PROBLEM TO SOLVE:
Lines containing the string "plus" are to be counted; report the number and nothing more.

'''

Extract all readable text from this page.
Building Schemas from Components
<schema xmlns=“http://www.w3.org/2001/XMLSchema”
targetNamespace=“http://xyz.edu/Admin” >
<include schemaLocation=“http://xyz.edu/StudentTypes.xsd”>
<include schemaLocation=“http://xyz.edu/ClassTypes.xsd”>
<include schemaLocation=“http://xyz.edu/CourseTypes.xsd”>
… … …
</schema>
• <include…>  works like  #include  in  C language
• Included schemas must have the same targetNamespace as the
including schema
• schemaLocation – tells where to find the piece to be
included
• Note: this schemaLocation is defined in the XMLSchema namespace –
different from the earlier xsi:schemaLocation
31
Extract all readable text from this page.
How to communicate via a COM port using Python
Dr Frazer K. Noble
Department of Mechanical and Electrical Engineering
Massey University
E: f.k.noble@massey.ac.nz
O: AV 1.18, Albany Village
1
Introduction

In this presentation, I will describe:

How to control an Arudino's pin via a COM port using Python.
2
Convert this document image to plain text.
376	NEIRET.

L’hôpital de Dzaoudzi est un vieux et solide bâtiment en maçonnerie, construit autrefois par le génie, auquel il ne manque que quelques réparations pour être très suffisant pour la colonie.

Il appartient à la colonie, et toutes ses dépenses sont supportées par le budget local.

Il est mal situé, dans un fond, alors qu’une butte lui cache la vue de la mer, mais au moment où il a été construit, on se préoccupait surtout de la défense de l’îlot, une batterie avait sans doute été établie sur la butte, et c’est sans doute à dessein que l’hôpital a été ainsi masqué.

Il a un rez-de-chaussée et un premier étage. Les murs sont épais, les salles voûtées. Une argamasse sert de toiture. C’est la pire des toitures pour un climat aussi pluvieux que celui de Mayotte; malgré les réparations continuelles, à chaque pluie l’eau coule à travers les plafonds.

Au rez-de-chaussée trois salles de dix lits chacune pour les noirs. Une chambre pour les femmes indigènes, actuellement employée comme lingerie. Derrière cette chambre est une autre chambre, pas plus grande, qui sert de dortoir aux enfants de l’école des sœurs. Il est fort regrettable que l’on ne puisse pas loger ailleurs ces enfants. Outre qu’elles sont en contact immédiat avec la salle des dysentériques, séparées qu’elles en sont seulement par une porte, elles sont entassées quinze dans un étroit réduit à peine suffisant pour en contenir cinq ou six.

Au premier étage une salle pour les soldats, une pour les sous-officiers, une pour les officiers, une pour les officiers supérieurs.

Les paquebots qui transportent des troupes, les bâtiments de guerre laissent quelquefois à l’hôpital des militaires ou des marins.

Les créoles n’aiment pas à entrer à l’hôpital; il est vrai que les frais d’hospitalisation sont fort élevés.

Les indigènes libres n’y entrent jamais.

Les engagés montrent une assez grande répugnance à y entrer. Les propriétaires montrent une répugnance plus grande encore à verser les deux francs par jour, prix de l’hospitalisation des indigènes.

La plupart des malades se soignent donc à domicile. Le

'''

EXPECTED ANSWER:
2